Records follow. Select each line holding "name".
□ □ □ □ □
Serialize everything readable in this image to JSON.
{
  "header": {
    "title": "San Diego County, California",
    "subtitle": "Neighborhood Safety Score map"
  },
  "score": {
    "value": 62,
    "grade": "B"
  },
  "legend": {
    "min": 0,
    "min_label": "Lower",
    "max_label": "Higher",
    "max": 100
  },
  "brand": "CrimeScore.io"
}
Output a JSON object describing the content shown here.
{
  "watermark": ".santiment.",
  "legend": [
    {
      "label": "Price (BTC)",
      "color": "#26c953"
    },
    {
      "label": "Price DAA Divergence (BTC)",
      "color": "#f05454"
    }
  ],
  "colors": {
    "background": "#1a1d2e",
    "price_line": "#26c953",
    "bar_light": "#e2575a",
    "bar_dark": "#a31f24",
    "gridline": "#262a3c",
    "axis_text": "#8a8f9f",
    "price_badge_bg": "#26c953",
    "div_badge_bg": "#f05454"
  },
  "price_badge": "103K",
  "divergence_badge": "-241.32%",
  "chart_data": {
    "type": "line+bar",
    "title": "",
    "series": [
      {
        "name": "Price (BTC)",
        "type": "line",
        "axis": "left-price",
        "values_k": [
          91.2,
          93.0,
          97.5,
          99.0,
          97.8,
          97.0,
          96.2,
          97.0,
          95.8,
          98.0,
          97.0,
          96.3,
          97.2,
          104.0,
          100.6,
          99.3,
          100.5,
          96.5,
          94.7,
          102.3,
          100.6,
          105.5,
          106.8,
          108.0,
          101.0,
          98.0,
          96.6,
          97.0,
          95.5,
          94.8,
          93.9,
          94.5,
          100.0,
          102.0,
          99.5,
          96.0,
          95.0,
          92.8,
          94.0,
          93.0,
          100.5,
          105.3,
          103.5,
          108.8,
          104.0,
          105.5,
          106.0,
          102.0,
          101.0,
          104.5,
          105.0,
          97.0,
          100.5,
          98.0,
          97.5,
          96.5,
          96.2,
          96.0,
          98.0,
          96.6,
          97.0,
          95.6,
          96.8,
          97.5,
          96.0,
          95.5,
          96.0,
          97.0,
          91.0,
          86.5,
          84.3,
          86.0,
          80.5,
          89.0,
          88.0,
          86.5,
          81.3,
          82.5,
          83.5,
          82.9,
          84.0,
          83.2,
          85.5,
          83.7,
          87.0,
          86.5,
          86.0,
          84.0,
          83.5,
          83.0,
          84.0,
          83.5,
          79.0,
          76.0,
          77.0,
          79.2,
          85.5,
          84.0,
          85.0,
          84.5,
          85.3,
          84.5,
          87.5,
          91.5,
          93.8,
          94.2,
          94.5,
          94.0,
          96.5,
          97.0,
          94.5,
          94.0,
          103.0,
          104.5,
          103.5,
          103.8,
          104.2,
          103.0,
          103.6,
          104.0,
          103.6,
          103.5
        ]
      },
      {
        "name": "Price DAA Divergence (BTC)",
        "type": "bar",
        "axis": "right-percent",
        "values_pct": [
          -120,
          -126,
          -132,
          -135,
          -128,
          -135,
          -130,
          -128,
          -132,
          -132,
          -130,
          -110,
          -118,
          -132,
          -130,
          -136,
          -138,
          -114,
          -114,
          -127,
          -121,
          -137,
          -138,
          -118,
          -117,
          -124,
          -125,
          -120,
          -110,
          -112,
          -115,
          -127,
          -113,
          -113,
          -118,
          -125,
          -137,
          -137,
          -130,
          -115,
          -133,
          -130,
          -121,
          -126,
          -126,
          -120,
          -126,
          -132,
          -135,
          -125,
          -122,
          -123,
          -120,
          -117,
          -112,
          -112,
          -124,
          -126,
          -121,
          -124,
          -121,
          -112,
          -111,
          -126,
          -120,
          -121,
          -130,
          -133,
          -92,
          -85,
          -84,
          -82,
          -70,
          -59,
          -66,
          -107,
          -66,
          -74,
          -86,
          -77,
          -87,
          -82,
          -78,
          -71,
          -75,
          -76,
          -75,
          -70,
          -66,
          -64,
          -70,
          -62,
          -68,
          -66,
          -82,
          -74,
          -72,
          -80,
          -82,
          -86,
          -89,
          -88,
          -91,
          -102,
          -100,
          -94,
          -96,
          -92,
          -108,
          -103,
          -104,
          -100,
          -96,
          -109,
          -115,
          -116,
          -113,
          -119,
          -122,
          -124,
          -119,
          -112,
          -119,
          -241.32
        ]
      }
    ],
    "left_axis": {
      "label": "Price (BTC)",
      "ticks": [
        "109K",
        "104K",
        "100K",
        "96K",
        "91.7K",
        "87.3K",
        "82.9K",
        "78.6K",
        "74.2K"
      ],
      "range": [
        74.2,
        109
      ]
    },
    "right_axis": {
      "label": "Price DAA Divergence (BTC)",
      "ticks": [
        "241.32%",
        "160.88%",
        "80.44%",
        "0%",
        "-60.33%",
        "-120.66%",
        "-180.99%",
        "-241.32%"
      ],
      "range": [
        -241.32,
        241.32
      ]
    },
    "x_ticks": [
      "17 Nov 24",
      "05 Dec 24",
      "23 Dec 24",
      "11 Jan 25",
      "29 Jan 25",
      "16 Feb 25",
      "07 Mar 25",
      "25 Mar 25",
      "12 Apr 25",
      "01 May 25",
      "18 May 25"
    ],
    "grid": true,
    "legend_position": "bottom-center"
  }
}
□ □ □ □ □
Complete output:
        "name": "Price (BTC)",
        "name": "Price DAA Divergence (BTC)",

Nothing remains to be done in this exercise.